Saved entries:
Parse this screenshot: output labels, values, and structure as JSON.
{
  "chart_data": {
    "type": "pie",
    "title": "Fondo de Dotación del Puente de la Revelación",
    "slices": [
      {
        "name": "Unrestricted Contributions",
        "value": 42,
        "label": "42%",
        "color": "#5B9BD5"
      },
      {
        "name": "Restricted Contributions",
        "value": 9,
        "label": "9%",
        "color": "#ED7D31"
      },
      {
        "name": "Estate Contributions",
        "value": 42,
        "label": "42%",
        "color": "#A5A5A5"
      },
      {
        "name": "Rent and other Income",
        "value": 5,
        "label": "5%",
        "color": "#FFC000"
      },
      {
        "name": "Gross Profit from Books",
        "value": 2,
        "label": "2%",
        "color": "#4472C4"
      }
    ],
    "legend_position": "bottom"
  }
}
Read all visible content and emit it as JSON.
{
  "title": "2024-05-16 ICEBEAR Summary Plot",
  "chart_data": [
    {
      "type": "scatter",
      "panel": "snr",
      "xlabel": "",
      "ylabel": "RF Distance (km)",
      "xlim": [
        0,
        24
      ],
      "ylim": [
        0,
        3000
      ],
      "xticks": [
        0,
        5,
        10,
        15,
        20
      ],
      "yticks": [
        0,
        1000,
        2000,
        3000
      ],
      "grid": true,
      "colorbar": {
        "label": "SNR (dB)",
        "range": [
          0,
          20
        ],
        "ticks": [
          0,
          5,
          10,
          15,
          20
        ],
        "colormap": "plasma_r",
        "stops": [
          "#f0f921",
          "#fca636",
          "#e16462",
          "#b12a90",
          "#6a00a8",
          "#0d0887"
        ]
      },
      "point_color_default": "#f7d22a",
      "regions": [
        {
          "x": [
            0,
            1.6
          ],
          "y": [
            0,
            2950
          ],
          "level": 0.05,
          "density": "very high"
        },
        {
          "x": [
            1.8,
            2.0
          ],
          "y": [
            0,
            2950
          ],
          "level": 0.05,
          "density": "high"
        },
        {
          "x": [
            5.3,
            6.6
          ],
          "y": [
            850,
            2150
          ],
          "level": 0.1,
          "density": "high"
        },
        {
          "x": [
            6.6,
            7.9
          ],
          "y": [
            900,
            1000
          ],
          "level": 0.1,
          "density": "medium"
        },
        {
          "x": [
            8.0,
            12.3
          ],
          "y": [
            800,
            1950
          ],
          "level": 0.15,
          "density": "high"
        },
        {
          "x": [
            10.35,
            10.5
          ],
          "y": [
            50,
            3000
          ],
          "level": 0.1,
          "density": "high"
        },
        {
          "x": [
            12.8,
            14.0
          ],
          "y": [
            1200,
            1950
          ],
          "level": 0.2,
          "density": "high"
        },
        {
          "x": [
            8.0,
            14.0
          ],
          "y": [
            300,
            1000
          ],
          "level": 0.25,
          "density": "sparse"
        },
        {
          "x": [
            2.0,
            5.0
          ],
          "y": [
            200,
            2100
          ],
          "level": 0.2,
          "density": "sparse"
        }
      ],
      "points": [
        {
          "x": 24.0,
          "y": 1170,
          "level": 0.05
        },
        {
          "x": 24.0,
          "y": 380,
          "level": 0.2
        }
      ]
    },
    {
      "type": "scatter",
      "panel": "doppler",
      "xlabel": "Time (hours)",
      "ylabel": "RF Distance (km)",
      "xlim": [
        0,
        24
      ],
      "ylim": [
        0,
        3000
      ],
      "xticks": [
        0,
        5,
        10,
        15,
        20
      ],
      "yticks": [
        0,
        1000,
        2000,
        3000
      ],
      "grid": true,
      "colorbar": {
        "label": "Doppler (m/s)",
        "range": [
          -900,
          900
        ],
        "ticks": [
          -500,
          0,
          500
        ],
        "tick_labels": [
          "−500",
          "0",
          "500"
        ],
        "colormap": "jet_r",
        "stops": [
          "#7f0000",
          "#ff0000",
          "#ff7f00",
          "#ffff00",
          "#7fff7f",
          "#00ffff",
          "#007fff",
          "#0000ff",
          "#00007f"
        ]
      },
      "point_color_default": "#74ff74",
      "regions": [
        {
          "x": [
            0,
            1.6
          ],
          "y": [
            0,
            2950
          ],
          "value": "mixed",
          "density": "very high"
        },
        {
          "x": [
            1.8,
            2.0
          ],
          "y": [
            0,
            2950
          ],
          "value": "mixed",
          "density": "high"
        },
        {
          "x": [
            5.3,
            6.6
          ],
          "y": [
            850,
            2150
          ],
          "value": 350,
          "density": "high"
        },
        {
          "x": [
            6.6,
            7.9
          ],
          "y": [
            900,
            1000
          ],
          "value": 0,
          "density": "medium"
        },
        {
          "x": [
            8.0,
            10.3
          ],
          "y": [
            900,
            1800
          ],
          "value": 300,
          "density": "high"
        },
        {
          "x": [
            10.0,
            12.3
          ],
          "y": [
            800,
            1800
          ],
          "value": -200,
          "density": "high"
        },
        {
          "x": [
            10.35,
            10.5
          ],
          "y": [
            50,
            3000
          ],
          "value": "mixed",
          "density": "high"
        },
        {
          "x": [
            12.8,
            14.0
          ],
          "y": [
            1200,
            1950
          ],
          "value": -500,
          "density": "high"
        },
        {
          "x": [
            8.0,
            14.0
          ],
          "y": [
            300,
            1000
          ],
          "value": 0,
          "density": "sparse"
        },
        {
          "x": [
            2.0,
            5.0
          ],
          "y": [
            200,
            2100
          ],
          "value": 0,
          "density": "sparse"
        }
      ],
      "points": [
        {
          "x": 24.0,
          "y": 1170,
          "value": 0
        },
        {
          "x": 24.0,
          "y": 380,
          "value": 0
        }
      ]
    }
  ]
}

§ **Exercise aim**:
Your task is to retype all the records above with nothing left out.

§ **Written answer**:
Parse this screenshot: output labels, values, and structure as JSON.
{
  "chart_data": {
    "type": "pie",
    "title": "Fondo de Dotación del Puente de la Revelación",
    "slices": [
      {
        "name": "Unrestricted Contributions",
        "value": 42,
        "label": "42%",
        "color": "#5B9BD5"
      },
      {
        "name": "Restricted Contributions",
        "value": 9,
        "label": "9%",
        "color": "#ED7D31"
      },
      {
        "name": "Estate Contributions",
        "value": 42,
        "label": "42%",
        "color": "#A5A5A5"
      },
      {
        "name": "Rent and other Income",
        "value": 5,
        "label": "5%",
        "color": "#FFC000"
      },
      {
        "name": "Gross Profit from Books",
        "value": 2,
        "label": "2%",
        "color": "#4472C4"
      }
    ],
    "legend_position": "bottom"
  }
}
Read all visible content and emit it as JSON.
{
  "title": "2024-05-16 ICEBEAR Summary Plot",
  "chart_data": [
    {
      "type": "scatter",
      "panel": "snr",
      "xlabel": "",
      "ylabel": "RF Distance (km)",
      "xlim": [
        0,
        24
      ],
      "ylim": [
        0,
        3000
      ],
      "xticks": [
        0,
        5,
        10,
        15,
        20
      ],
      "yticks": [
        0,
        1000,
        2000,
        3000
      ],
      "grid": true,
      "colorbar": {
        "label": "SNR (dB)",
        "range": [
          0,
          20
        ],
        "ticks": [
          0,
          5,
          10,
          15,
          20
        ],
        "colormap": "plasma_r",
        "stops": [
          "#f0f921",
          "#fca636",
          "#e16462",
          "#b12a90",
          "#6a00a8",
          "#0d0887"
        ]
      },
      "point_color_default": "#f7d22a",
      "regions": [
        {
          "x": [
            0,
            1.6
          ],
          "y": [
            0,
            2950
          ],
          "level": 0.05,
          "density": "very high"
        },
        {
          "x": [
            1.8,
            2.0
          ],
          "y": [
            0,
            2950
          ],
          "level": 0.05,
          "density": "high"
        },
        {
          "x": [
            5.3,
            6.6
          ],
          "y": [
            850,
            2150
          ],
          "level": 0.1,
          "density": "high"
        },
        {
          "x": [
            6.6,
            7.9
          ],
          "y": [
            900,
            1000
          ],
          "level": 0.1,
          "density": "medium"
        },
        {
          "x": [
            8.0,
            12.3
          ],
          "y": [
            800,
            1950
          ],
          "level": 0.15,
          "density": "high"
        },
        {
          "x": [
            10.35,
            10.5
          ],
          "y": [
            50,
            3000
          ],
          "level": 0.1,
          "density": "high"
        },
        {
          "x": [
            12.8,
            14.0
          ],
          "y": [
            1200,
            1950
          ],
          "level": 0.2,
          "density": "high"
        },
        {
          "x": [
            8.0,
            14.0
          ],
          "y": [
            300,
            1000
          ],
          "level": 0.25,
          "density": "sparse"
        },
        {
          "x": [
            2.0,
            5.0
          ],
          "y": [
            200,
            2100
          ],
          "level": 0.2,
          "density": "sparse"
        }
      ],
      "points": [
        {
          "x": 24.0,
          "y": 1170,
          "level": 0.05
        },
        {
          "x": 24.0,
          "y": 380,
          "level": 0.2
        }
      ]
    },
    {
      "type": "scatter",
      "panel": "doppler",
      "xlabel": "Time (hours)",
      "ylabel": "RF Distance (km)",
      "xlim": [
        0,
        24
      ],
      "ylim": [
        0,
        3000
      ],
      "xticks": [
        0,
        5,
        10,
        15,
        20
      ],
      "yticks": [
        0,
        1000,
        2000,
        3000
      ],
      "grid": true,
      "colorbar": {
        "label": "Doppler (m/s)",
        "range": [
          -900,
          900
        ],
        "ticks": [
          -500,
          0,
          500
        ],
        "tick_labels": [
          "−500",
          "0",
          "500"
        ],
        "colormap": "jet_r",
        "stops": [
          "#7f0000",
          "#ff0000",
          "#ff7f00",
          "#ffff00",
          "#7fff7f",
          "#00ffff",
          "#007fff",
          "#0000ff",
          "#00007f"
        ]
      },
      "point_color_default": "#74ff74",
      "regions": [
        {
          "x": [
            0,
            1.6
          ],
          "y": [
            0,
            2950
          ],
          "value": "mixed",
          "density": "very high"
        },
        {
          "x": [
            1.8,
            2.0
          ],
          "y": [
            0,
            2950
          ],
          "value": "mixed",
          "density": "high"
        },
        {
          "x": [
            5.3,
            6.6
          ],
          "y": [
            850,
            2150
          ],
          "value": 350,
          "density": "high"
        },
        {
          "x": [
            6.6,
            7.9
          ],
          "y": [
            900,
            1000
          ],
          "value": 0,
          "density": "medium"
        },
        {
          "x": [
            8.0,
            10.3
          ],
          "y": [
            900,
            1800
          ],
          "value": 300,
          "density": "high"
        },
        {
          "x": [
            10.0,
            12.3
          ],
          "y": [
            800,
            1800
          ],
          "value": -200,
          "density": "high"
        },
        {
          "x": [
            10.35,
            10.5
          ],
          "y": [
            50,
            3000
          ],
          "value": "mixed",
          "density": "high"
        },
        {
          "x": [
            12.8,
            14.0
          ],
          "y": [
            1200,
            1950
          ],
          "value": -500,
          "density": "high"
        },
        {
          "x": [
            8.0,
            14.0
          ],
          "y": [
            300,
            1000
          ],
          "value": 0,
          "density": "sparse"
        },
        {
          "x": [
            2.0,
            5.0
          ],
          "y": [
            200,
            2100
          ],
          "value": 0,
          "density": "sparse"
        }
      ],
      "points": [
        {
          "x": 24.0,
          "y": 1170,
          "value": 0
        },
        {
          "x": 24.0,
          "y": 380,
          "value": 0
        }
      ]
    }
  ]
}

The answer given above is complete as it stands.